■ DATASET RECORDS:
┄┄┄┄┄┄┄┄┄┄┄┄┄┄┄┄┄┄┄┄

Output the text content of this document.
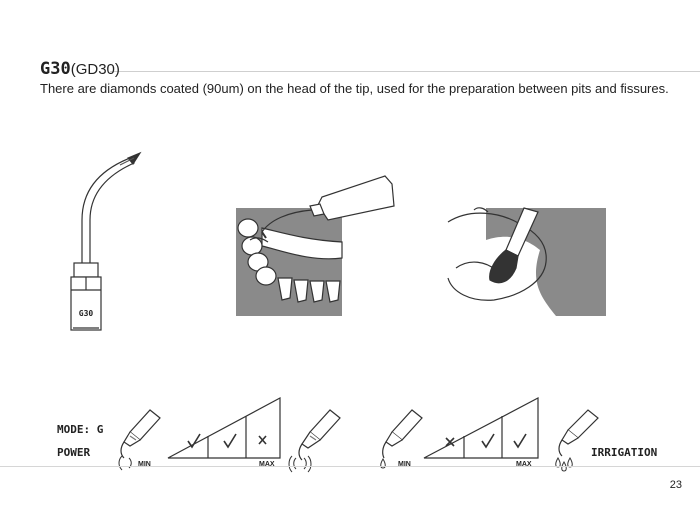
G30(GD30)
There are diamonds coated (90um) on the head of the tip, used for the preparation between pits and fissures.
G30
MODE: G
POWER	IRRIGATION
MIN	MAX	MIN	MAX
23
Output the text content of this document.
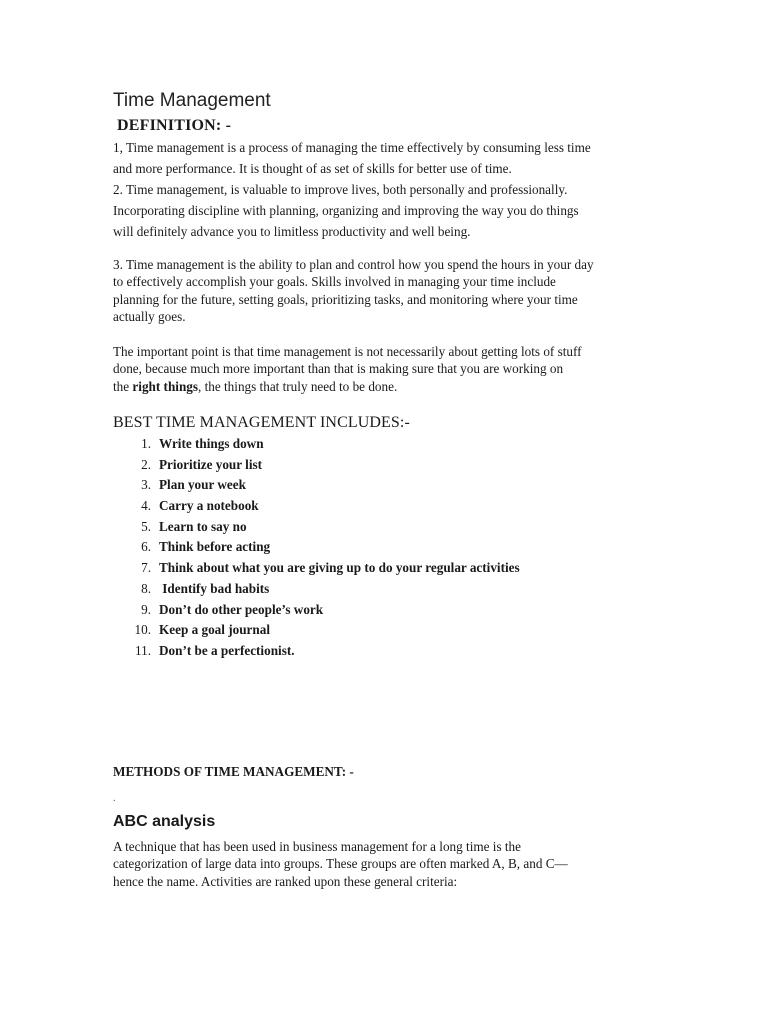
Time Management
DEFINITION: -
1, Time management is a process of managing the time effectively by consuming less time
and more performance. It is thought of as set of skills for better use of time.
2. Time management, is valuable to improve lives, both personally and professionally.
Incorporating discipline with planning, organizing and improving the way you do things
will definitely advance you to limitless productivity and well being.
3. Time management is the ability to plan and control how you spend the hours in your day
to effectively accomplish your goals. Skills involved in managing your time include
planning for the future, setting goals, prioritizing tasks, and monitoring where your time
actually goes.
The important point is that time management is not necessarily about getting lots of stuff
done, because much more important than that is making sure that you are working on
the right things, the things that truly need to be done.
BEST TIME MANAGEMENT INCLUDES:-
1. Write things down
2. Prioritize your list
3. Plan your week
4. Carry a notebook
5. Learn to say no
6. Think before acting
7. Think about what you are giving up to do your regular activities
8. Identify bad habits
9. Don’t do other people’s work
10. Keep a goal journal
11. Don’t be a perfectionist.
METHODS OF TIME MANAGEMENT: -
.
ABC analysis
A technique that has been used in business management for a long time is the
categorization of large data into groups. These groups are often marked A, B, and C—
hence the name. Activities are ranked upon these general criteria:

┄┄┄┄┄┄┄┄┄┄┄┄┄┄┄┄┄┄┄┄

■ EXERCISE AIM: Print all the records again exactly; do not include any picture.

■ THE ANSWER:
Output the text content of this document.
G30(GD30)
There are diamonds coated (90um) on the head of the tip, used for the preparation between pits and fissures.
G30
MODE: G
POWER	IRRIGATION
MIN	MAX	MIN	MAX
23
Output the text content of this document.
Time Management
DEFINITION: -
1, Time management is a process of managing the time effectively by consuming less time
and more performance. It is thought of as set of skills for better use of time.
2. Time management, is valuable to improve lives, both personally and professionally.
Incorporating discipline with planning, organizing and improving the way you do things
will definitely advance you to limitless productivity and well being.
3. Time management is the ability to plan and control how you spend the hours in your day
to effectively accomplish your goals. Skills involved in managing your time include
planning for the future, setting goals, prioritizing tasks, and monitoring where your time
actually goes.
The important point is that time management is not necessarily about getting lots of stuff
done, because much more important than that is making sure that you are working on
the right things, the things that truly need to be done.
BEST TIME MANAGEMENT INCLUDES:-
1. Write things down
2. Prioritize your list
3. Plan your week
4. Carry a notebook
5. Learn to say no
6. Think before acting
7. Think about what you are giving up to do your regular activities
8. Identify bad habits
9. Don’t do other people’s work
10. Keep a goal journal
11. Don’t be a perfectionist.
METHODS OF TIME MANAGEMENT: -
.
ABC analysis
A technique that has been used in business management for a long time is the
categorization of large data into groups. These groups are often marked A, B, and C—
hence the name. Activities are ranked upon these general criteria:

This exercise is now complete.